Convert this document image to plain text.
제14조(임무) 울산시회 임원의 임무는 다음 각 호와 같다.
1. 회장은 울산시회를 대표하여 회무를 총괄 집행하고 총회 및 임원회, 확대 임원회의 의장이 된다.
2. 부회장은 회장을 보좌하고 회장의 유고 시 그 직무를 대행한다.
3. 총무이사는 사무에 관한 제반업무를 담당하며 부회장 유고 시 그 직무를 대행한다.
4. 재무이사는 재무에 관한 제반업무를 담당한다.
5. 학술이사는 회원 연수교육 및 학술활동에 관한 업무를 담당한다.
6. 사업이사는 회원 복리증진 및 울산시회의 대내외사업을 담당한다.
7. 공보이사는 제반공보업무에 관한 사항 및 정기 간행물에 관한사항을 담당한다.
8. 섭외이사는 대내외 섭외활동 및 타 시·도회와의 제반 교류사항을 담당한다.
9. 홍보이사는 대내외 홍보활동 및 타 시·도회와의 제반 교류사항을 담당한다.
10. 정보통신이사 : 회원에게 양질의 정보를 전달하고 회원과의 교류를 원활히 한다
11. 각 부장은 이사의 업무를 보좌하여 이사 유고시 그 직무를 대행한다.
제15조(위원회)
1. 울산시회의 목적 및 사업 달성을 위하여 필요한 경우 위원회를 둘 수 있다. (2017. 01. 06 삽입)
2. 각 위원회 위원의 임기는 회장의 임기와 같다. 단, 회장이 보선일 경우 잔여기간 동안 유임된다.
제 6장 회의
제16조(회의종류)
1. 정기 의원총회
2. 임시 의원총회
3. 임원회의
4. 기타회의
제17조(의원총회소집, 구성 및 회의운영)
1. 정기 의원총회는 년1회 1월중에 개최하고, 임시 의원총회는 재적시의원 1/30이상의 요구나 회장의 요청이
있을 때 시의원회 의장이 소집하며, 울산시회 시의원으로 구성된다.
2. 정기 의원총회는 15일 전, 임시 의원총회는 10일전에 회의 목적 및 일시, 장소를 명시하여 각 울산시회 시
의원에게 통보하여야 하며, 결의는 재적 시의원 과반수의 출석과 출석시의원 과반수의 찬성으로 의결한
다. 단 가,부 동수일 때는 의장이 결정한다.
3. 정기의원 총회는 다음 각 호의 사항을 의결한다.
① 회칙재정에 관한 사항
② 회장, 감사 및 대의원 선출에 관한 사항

§ **AIM OF THE TASK**
Exactly as shown above, return every record.

§ **EXPECTED ANSWER**
Convert this document image to plain text.
제14조(임무) 울산시회 임원의 임무는 다음 각 호와 같다.
1. 회장은 울산시회를 대표하여 회무를 총괄 집행하고 총회 및 임원회, 확대 임원회의 의장이 된다.
2. 부회장은 회장을 보좌하고 회장의 유고 시 그 직무를 대행한다.
3. 총무이사는 사무에 관한 제반업무를 담당하며 부회장 유고 시 그 직무를 대행한다.
4. 재무이사는 재무에 관한 제반업무를 담당한다.
5. 학술이사는 회원 연수교육 및 학술활동에 관한 업무를 담당한다.
6. 사업이사는 회원 복리증진 및 울산시회의 대내외사업을 담당한다.
7. 공보이사는 제반공보업무에 관한 사항 및 정기 간행물에 관한사항을 담당한다.
8. 섭외이사는 대내외 섭외활동 및 타 시·도회와의 제반 교류사항을 담당한다.
9. 홍보이사는 대내외 홍보활동 및 타 시·도회와의 제반 교류사항을 담당한다.
10. 정보통신이사 : 회원에게 양질의 정보를 전달하고 회원과의 교류를 원활히 한다
11. 각 부장은 이사의 업무를 보좌하여 이사 유고시 그 직무를 대행한다.
제15조(위원회)
1. 울산시회의 목적 및 사업 달성을 위하여 필요한 경우 위원회를 둘 수 있다. (2017. 01. 06 삽입)
2. 각 위원회 위원의 임기는 회장의 임기와 같다. 단, 회장이 보선일 경우 잔여기간 동안 유임된다.
제 6장 회의
제16조(회의종류)
1. 정기 의원총회
2. 임시 의원총회
3. 임원회의
4. 기타회의
제17조(의원총회소집, 구성 및 회의운영)
1. 정기 의원총회는 년1회 1월중에 개최하고, 임시 의원총회는 재적시의원 1/30이상의 요구나 회장의 요청이
있을 때 시의원회 의장이 소집하며, 울산시회 시의원으로 구성된다.
2. 정기 의원총회는 15일 전, 임시 의원총회는 10일전에 회의 목적 및 일시, 장소를 명시하여 각 울산시회 시
의원에게 통보하여야 하며, 결의는 재적 시의원 과반수의 출석과 출석시의원 과반수의 찬성으로 의결한
다. 단 가,부 동수일 때는 의장이 결정한다.
3. 정기의원 총회는 다음 각 호의 사항을 의결한다.
① 회칙재정에 관한 사항
② 회장, 감사 및 대의원 선출에 관한 사항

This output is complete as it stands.